[begin Data in this exercise]
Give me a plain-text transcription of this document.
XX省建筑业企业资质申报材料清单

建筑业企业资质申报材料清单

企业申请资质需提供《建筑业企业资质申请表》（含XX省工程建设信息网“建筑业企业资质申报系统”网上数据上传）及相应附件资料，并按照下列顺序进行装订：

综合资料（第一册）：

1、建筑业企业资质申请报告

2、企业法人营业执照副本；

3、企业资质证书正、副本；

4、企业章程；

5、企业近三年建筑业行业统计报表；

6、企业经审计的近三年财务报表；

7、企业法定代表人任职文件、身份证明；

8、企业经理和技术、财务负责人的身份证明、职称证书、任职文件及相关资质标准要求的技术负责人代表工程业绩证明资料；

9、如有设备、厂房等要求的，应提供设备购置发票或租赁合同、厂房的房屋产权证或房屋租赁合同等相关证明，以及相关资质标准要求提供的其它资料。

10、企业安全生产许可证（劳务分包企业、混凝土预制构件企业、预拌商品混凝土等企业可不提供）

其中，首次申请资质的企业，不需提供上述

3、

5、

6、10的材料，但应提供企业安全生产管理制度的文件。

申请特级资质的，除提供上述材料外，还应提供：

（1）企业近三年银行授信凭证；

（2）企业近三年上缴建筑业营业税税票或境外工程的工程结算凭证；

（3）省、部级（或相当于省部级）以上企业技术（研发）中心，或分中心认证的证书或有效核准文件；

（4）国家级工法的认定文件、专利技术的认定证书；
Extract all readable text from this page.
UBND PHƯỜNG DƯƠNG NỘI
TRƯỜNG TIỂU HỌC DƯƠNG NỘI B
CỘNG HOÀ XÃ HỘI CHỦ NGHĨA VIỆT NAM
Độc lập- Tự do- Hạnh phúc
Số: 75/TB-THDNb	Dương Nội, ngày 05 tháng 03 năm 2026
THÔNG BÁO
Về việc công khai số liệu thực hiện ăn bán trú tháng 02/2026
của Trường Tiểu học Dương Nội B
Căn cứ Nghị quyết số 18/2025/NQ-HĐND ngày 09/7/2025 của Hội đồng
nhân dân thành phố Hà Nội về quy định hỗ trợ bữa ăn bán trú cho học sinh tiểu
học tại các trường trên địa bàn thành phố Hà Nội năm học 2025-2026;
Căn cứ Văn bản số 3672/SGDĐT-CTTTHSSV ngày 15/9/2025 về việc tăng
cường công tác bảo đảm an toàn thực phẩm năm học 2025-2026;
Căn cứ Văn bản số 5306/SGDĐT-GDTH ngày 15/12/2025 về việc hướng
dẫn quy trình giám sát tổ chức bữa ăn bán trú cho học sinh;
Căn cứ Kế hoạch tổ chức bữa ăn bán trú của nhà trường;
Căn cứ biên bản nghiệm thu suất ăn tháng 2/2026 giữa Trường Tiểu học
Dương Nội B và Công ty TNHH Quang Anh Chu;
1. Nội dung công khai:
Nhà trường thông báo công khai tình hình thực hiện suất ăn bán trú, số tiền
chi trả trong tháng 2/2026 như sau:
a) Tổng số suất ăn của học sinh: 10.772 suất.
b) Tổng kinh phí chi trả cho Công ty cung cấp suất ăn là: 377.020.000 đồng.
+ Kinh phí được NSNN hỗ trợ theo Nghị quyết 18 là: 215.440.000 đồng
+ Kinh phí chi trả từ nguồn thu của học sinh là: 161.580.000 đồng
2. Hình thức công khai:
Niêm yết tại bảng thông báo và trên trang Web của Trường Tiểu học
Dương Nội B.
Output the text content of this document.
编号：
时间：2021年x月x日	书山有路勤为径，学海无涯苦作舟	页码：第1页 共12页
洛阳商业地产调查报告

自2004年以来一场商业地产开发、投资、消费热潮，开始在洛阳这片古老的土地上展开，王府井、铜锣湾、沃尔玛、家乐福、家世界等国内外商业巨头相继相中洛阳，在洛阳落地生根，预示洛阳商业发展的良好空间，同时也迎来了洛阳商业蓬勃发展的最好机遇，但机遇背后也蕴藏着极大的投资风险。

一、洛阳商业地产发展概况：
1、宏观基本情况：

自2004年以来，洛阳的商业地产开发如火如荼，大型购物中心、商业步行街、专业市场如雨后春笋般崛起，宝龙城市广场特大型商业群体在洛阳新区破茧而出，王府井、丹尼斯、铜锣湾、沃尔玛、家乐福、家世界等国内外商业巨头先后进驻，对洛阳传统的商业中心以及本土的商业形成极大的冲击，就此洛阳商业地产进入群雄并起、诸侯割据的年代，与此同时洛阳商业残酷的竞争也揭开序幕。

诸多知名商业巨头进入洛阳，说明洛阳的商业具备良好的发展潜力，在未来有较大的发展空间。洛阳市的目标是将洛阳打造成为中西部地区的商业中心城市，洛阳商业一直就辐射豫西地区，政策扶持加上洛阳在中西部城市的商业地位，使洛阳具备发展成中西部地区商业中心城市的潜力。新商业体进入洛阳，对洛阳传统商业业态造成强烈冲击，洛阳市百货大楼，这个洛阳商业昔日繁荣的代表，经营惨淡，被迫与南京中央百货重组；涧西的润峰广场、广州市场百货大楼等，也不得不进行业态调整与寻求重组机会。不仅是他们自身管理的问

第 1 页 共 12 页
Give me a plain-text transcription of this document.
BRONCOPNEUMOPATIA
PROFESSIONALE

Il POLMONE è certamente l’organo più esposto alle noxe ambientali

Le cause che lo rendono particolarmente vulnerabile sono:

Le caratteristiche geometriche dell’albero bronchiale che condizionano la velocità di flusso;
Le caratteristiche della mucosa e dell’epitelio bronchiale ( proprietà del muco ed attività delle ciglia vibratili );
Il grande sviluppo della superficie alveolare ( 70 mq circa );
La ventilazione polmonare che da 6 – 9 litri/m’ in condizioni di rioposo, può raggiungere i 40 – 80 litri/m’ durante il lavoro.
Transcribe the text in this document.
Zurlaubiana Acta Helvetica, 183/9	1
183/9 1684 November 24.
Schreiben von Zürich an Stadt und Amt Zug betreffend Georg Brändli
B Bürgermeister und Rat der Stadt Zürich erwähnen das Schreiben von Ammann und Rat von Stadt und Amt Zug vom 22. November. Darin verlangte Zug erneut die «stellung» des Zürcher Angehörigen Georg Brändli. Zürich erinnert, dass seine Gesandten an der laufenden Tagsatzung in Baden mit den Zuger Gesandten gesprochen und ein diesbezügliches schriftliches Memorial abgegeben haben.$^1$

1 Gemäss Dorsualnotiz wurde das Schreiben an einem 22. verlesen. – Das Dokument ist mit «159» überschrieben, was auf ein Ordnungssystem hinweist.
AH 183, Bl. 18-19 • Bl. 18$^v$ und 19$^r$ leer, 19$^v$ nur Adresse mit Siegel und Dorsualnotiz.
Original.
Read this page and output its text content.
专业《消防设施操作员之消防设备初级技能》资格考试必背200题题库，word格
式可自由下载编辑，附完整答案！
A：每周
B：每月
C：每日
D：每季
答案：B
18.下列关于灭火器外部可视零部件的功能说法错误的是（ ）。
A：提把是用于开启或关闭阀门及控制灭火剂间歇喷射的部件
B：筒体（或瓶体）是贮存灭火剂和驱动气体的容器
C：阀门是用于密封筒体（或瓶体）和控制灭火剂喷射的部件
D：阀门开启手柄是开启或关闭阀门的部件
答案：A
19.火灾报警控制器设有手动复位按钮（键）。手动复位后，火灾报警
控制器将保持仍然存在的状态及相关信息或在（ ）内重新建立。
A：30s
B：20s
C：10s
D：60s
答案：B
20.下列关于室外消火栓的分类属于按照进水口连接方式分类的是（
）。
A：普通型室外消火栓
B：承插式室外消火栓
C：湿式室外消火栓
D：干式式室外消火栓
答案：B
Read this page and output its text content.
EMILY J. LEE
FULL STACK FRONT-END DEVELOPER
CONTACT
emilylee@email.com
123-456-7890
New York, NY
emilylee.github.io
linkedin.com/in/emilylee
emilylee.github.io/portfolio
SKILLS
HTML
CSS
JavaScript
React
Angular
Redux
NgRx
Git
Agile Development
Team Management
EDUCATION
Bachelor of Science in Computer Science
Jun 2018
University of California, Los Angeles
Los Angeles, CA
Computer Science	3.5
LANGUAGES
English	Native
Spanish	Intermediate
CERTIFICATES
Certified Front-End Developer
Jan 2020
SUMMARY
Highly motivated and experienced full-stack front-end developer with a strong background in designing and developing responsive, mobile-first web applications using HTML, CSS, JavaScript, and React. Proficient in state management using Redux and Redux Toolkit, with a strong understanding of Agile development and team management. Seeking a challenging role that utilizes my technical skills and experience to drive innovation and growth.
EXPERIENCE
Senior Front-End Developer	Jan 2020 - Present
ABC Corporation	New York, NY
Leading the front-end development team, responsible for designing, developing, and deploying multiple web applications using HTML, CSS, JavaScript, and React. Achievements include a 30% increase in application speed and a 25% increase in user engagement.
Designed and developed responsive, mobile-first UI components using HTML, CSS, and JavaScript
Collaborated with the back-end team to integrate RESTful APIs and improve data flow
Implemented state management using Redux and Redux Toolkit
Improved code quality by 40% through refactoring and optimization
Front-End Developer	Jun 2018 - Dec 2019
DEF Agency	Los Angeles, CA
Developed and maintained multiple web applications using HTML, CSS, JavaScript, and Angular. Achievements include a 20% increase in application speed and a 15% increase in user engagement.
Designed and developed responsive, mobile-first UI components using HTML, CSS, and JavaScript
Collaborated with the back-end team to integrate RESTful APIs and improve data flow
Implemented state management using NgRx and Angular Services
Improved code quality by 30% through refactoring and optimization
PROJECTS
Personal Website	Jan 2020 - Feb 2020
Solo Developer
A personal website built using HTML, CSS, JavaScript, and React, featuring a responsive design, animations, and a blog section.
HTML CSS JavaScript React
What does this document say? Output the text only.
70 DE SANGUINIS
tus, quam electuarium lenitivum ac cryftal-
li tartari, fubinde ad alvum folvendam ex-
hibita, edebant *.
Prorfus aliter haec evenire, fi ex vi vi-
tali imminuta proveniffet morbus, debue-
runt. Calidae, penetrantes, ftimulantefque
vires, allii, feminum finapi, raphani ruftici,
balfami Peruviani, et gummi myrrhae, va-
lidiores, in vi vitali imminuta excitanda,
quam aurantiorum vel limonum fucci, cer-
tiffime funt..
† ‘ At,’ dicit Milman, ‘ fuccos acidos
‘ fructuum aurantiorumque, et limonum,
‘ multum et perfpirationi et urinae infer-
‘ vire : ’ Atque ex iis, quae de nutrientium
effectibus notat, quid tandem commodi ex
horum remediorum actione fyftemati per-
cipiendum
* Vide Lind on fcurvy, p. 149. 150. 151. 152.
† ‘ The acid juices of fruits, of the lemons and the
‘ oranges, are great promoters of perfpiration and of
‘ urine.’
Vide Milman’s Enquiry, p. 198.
[end Data in this exercise]
Task details:
Show every line where the string "suất" appears.

Solution to this exercise:
Căn cứ biên bản nghiệm thu suất ăn tháng 2/2026 giữa Trường Tiểu học
Nhà trường thông báo công khai tình hình thực hiện suất ăn bán trú, số tiền
a) Tổng số suất ăn của học sinh: 10.772 suất.
b) Tổng kinh phí chi trả cho Công ty cung cấp suất ăn là: 377.020.000 đồng.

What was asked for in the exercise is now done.